[Exercise aim]: Transcribe each line of the records below exactly, excluding any embedded images.
::::
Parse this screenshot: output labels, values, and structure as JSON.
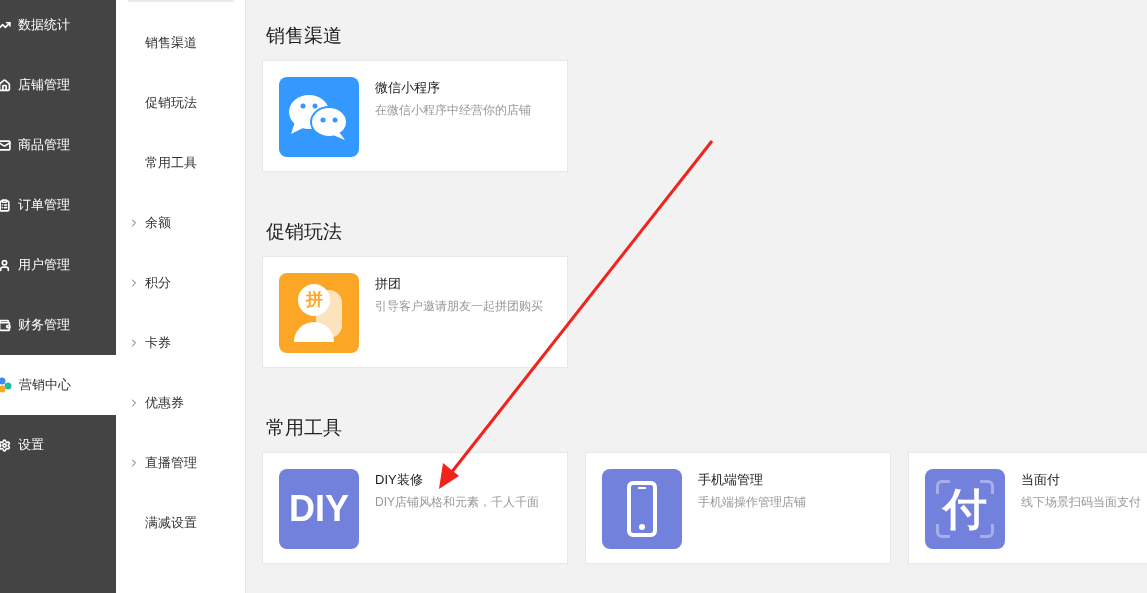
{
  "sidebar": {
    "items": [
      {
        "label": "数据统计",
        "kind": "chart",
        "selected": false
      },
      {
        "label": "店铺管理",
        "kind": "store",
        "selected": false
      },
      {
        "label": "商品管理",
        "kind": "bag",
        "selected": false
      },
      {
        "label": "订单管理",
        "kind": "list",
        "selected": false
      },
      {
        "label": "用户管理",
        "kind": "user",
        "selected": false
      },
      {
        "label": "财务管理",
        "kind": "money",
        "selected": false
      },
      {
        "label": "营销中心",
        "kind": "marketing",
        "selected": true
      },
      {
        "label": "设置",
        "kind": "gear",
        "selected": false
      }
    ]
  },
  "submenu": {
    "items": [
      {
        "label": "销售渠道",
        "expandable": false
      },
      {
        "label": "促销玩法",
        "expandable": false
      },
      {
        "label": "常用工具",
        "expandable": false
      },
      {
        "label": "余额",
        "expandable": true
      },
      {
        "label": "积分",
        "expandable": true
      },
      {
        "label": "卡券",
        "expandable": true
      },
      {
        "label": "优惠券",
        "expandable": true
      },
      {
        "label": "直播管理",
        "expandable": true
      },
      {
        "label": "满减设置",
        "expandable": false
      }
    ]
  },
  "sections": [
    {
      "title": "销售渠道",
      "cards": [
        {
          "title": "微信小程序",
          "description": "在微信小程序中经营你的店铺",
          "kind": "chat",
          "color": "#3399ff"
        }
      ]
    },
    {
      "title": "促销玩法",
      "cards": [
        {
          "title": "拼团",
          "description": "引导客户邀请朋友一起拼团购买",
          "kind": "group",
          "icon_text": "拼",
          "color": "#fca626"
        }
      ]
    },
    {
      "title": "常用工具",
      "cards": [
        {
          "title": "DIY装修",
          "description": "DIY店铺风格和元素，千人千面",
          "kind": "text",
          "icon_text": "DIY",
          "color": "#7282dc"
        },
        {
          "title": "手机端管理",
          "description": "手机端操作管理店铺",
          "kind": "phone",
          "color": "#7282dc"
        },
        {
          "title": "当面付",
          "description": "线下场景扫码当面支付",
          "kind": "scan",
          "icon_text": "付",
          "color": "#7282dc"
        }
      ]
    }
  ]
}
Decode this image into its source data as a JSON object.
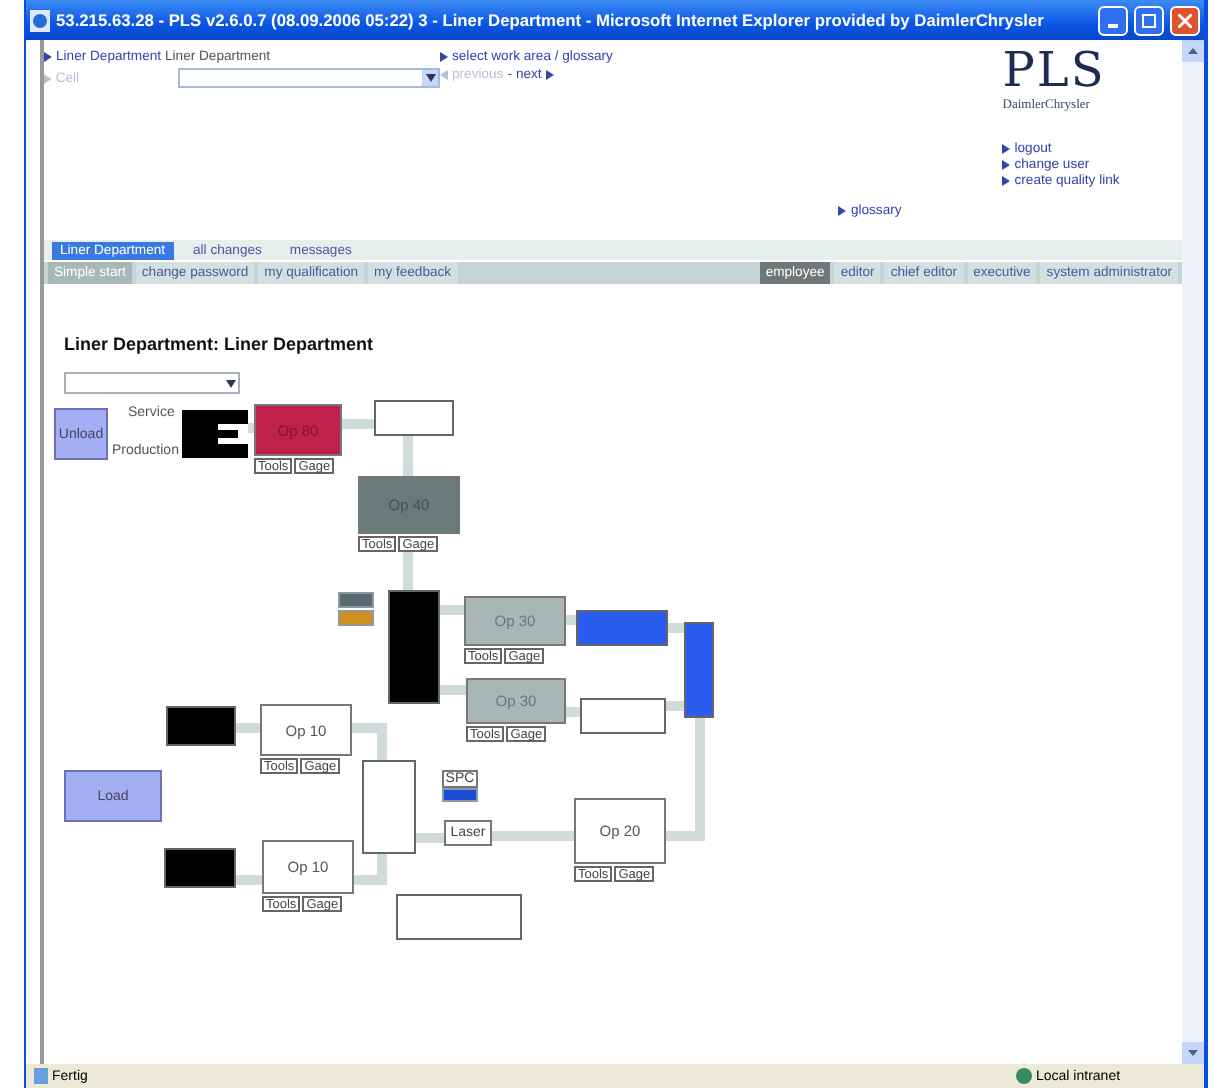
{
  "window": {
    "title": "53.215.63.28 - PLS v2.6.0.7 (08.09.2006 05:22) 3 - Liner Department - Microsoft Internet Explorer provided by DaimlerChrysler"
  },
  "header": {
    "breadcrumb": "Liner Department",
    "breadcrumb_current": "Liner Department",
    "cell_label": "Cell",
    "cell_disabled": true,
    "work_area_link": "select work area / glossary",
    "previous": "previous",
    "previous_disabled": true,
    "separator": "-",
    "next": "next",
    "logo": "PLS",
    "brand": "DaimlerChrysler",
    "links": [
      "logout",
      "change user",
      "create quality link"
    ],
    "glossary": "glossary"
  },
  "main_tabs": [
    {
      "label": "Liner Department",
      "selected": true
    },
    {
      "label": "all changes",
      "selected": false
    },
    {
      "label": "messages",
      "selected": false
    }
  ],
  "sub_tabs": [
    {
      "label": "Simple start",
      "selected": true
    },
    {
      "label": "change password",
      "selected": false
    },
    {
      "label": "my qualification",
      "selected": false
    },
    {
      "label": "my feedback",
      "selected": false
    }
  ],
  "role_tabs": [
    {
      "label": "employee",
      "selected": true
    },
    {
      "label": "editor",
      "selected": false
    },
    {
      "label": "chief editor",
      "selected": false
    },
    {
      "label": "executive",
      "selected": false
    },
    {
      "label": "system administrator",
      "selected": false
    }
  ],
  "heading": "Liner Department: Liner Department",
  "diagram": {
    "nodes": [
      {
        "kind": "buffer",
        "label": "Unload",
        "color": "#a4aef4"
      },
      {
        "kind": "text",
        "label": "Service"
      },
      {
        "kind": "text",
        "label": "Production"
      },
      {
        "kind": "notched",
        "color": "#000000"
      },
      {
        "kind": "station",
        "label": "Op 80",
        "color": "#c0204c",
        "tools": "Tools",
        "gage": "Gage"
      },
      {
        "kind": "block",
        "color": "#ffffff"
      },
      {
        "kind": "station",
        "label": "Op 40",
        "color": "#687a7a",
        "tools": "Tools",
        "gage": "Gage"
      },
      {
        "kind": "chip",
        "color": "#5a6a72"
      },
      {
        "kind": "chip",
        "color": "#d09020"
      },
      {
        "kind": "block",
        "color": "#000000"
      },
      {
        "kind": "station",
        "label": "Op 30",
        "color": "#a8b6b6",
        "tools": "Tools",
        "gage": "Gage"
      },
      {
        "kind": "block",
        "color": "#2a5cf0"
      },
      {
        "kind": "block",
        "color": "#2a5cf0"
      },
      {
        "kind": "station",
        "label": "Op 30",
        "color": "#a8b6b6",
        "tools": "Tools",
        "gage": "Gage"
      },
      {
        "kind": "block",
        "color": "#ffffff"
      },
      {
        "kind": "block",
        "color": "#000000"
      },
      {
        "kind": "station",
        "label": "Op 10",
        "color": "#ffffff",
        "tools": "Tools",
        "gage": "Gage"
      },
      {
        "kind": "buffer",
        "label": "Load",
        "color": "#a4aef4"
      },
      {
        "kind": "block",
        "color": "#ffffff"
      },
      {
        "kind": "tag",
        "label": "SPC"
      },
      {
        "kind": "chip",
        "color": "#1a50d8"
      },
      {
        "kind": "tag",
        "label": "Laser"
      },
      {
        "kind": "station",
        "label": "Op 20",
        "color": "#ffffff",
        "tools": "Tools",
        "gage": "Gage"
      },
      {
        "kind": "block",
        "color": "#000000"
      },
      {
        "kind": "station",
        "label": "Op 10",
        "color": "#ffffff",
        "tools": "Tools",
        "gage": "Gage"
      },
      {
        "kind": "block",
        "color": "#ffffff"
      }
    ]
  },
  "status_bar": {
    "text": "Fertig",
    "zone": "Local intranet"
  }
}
::::
[Output for this task]:
Parse this screenshot: output labels, values, and structure as JSON.
{
  "sidebar": {
    "items": [
      {
        "label": "数据统计",
        "kind": "chart",
        "selected": false
      },
      {
        "label": "店铺管理",
        "kind": "store",
        "selected": false
      },
      {
        "label": "商品管理",
        "kind": "bag",
        "selected": false
      },
      {
        "label": "订单管理",
        "kind": "list",
        "selected": false
      },
      {
        "label": "用户管理",
        "kind": "user",
        "selected": false
      },
      {
        "label": "财务管理",
        "kind": "money",
        "selected": false
      },
      {
        "label": "营销中心",
        "kind": "marketing",
        "selected": true
      },
      {
        "label": "设置",
        "kind": "gear",
        "selected": false
      }
    ]
  },
  "submenu": {
    "items": [
      {
        "label": "销售渠道",
        "expandable": false
      },
      {
        "label": "促销玩法",
        "expandable": false
      },
      {
        "label": "常用工具",
        "expandable": false
      },
      {
        "label": "余额",
        "expandable": true
      },
      {
        "label": "积分",
        "expandable": true
      },
      {
        "label": "卡券",
        "expandable": true
      },
      {
        "label": "优惠券",
        "expandable": true
      },
      {
        "label": "直播管理",
        "expandable": true
      },
      {
        "label": "满减设置",
        "expandable": false
      }
    ]
  },
  "sections": [
    {
      "title": "销售渠道",
      "cards": [
        {
          "title": "微信小程序",
          "description": "在微信小程序中经营你的店铺",
          "kind": "chat",
          "color": "#3399ff"
        }
      ]
    },
    {
      "title": "促销玩法",
      "cards": [
        {
          "title": "拼团",
          "description": "引导客户邀请朋友一起拼团购买",
          "kind": "group",
          "icon_text": "拼",
          "color": "#fca626"
        }
      ]
    },
    {
      "title": "常用工具",
      "cards": [
        {
          "title": "DIY装修",
          "description": "DIY店铺风格和元素，千人千面",
          "kind": "text",
          "icon_text": "DIY",
          "color": "#7282dc"
        },
        {
          "title": "手机端管理",
          "description": "手机端操作管理店铺",
          "kind": "phone",
          "color": "#7282dc"
        },
        {
          "title": "当面付",
          "description": "线下场景扫码当面支付",
          "kind": "scan",
          "icon_text": "付",
          "color": "#7282dc"
        }
      ]
    }
  ]
}
Decode this image into its source data as a JSON object.
{
  "window": {
    "title": "53.215.63.28 - PLS v2.6.0.7 (08.09.2006 05:22) 3 - Liner Department - Microsoft Internet Explorer provided by DaimlerChrysler"
  },
  "header": {
    "breadcrumb": "Liner Department",
    "breadcrumb_current": "Liner Department",
    "cell_label": "Cell",
    "cell_disabled": true,
    "work_area_link": "select work area / glossary",
    "previous": "previous",
    "previous_disabled": true,
    "separator": "-",
    "next": "next",
    "logo": "PLS",
    "brand": "DaimlerChrysler",
    "links": [
      "logout",
      "change user",
      "create quality link"
    ],
    "glossary": "glossary"
  },
  "main_tabs": [
    {
      "label": "Liner Department",
      "selected": true
    },
    {
      "label": "all changes",
      "selected": false
    },
    {
      "label": "messages",
      "selected": false
    }
  ],
  "sub_tabs": [
    {
      "label": "Simple start",
      "selected": true
    },
    {
      "label": "change password",
      "selected": false
    },
    {
      "label": "my qualification",
      "selected": false
    },
    {
      "label": "my feedback",
      "selected": false
    }
  ],
  "role_tabs": [
    {
      "label": "employee",
      "selected": true
    },
    {
      "label": "editor",
      "selected": false
    },
    {
      "label": "chief editor",
      "selected": false
    },
    {
      "label": "executive",
      "selected": false
    },
    {
      "label": "system administrator",
      "selected": false
    }
  ],
  "heading": "Liner Department: Liner Department",
  "diagram": {
    "nodes": [
      {
        "kind": "buffer",
        "label": "Unload",
        "color": "#a4aef4"
      },
      {
        "kind": "text",
        "label": "Service"
      },
      {
        "kind": "text",
        "label": "Production"
      },
      {
        "kind": "notched",
        "color": "#000000"
      },
      {
        "kind": "station",
        "label": "Op 80",
        "color": "#c0204c",
        "tools": "Tools",
        "gage": "Gage"
      },
      {
        "kind": "block",
        "color": "#ffffff"
      },
      {
        "kind": "station",
        "label": "Op 40",
        "color": "#687a7a",
        "tools": "Tools",
        "gage": "Gage"
      },
      {
        "kind": "chip",
        "color": "#5a6a72"
      },
      {
        "kind": "chip",
        "color": "#d09020"
      },
      {
        "kind": "block",
        "color": "#000000"
      },
      {
        "kind": "station",
        "label": "Op 30",
        "color": "#a8b6b6",
        "tools": "Tools",
        "gage": "Gage"
      },
      {
        "kind": "block",
        "color": "#2a5cf0"
      },
      {
        "kind": "block",
        "color": "#2a5cf0"
      },
      {
        "kind": "station",
        "label": "Op 30",
        "color": "#a8b6b6",
        "tools": "Tools",
        "gage": "Gage"
      },
      {
        "kind": "block",
        "color": "#ffffff"
      },
      {
        "kind": "block",
        "color": "#000000"
      },
      {
        "kind": "station",
        "label": "Op 10",
        "color": "#ffffff",
        "tools": "Tools",
        "gage": "Gage"
      },
      {
        "kind": "buffer",
        "label": "Load",
        "color": "#a4aef4"
      },
      {
        "kind": "block",
        "color": "#ffffff"
      },
      {
        "kind": "tag",
        "label": "SPC"
      },
      {
        "kind": "chip",
        "color": "#1a50d8"
      },
      {
        "kind": "tag",
        "label": "Laser"
      },
      {
        "kind": "station",
        "label": "Op 20",
        "color": "#ffffff",
        "tools": "Tools",
        "gage": "Gage"
      },
      {
        "kind": "block",
        "color": "#000000"
      },
      {
        "kind": "station",
        "label": "Op 10",
        "color": "#ffffff",
        "tools": "Tools",
        "gage": "Gage"
      },
      {
        "kind": "block",
        "color": "#ffffff"
      }
    ]
  },
  "status_bar": {
    "text": "Fertig",
    "zone": "Local intranet"
  }
}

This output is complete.